Records supplied —

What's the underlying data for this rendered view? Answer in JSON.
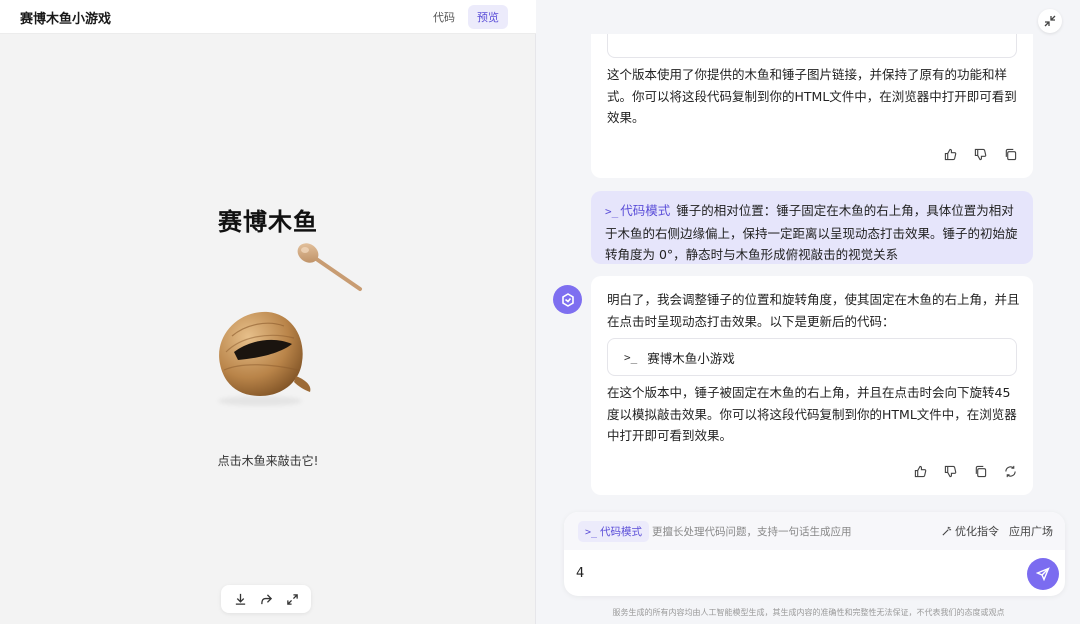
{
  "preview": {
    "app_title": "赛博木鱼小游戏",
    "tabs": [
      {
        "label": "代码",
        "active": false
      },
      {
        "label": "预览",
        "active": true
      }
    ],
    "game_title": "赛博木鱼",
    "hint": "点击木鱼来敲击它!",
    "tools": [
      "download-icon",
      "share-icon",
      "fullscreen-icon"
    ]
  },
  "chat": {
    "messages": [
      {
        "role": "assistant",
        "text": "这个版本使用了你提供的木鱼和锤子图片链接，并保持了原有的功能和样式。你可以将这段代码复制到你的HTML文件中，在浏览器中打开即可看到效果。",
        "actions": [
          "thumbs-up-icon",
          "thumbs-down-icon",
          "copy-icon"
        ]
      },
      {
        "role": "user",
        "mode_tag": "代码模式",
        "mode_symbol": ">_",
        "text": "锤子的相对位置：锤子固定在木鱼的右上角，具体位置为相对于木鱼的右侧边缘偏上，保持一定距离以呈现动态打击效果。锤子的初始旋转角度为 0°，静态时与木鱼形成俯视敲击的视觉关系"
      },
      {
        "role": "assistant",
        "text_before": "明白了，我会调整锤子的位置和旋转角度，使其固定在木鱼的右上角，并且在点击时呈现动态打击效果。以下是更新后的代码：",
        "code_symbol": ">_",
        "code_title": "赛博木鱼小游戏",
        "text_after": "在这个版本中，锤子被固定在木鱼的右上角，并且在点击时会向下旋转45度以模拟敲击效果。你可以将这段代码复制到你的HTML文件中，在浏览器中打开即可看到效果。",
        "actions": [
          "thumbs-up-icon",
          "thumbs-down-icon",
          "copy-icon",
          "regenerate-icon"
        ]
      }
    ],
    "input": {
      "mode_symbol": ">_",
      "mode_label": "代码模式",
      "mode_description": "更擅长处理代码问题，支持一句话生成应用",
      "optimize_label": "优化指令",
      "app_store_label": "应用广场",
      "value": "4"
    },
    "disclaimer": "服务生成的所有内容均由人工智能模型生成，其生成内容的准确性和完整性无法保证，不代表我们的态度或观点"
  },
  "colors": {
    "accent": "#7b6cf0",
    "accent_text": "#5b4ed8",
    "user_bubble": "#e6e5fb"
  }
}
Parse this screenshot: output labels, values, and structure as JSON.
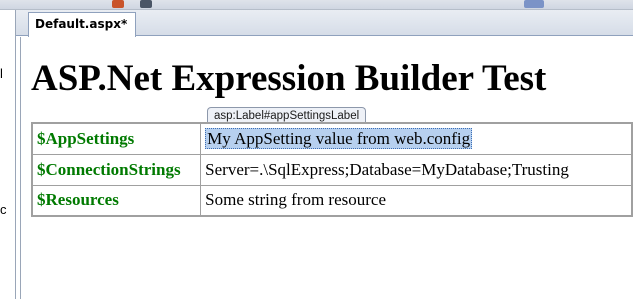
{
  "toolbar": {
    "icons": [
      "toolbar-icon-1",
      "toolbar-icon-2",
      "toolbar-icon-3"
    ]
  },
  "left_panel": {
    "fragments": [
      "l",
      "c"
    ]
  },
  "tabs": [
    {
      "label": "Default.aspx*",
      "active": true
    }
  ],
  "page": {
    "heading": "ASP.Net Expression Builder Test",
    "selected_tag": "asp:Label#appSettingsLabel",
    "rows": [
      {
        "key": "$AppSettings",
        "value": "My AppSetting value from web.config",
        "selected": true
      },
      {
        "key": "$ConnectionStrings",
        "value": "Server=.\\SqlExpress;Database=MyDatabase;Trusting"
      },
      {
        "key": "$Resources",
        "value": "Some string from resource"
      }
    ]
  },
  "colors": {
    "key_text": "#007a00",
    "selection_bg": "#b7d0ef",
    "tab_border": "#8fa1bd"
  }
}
==
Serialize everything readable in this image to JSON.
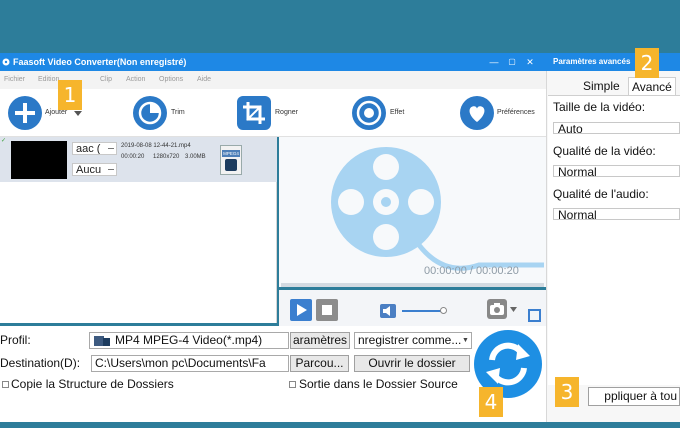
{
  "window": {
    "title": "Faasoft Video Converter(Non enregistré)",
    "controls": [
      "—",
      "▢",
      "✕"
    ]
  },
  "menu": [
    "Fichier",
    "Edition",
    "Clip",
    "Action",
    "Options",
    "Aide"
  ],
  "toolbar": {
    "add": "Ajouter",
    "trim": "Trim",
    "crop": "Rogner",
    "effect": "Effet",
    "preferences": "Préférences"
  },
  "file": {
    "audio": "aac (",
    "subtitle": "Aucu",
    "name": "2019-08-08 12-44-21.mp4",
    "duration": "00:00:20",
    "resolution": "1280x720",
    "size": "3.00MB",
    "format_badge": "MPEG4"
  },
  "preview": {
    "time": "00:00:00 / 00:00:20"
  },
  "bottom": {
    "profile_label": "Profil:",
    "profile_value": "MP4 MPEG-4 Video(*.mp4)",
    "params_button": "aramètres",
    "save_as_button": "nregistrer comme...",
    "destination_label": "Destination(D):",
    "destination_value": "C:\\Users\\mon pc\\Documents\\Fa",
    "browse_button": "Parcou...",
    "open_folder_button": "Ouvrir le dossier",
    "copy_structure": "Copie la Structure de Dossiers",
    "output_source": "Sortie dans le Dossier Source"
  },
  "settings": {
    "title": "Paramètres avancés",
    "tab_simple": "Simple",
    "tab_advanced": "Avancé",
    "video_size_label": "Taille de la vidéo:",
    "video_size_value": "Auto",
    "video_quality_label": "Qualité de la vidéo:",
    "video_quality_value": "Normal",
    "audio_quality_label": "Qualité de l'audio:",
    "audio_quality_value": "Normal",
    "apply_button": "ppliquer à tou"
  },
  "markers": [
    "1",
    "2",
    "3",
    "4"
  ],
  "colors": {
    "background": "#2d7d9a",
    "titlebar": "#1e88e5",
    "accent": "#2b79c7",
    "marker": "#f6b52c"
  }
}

Written request —
Give the number of lines in the entries that include the string "Normal", and nothing more.

Task response —
2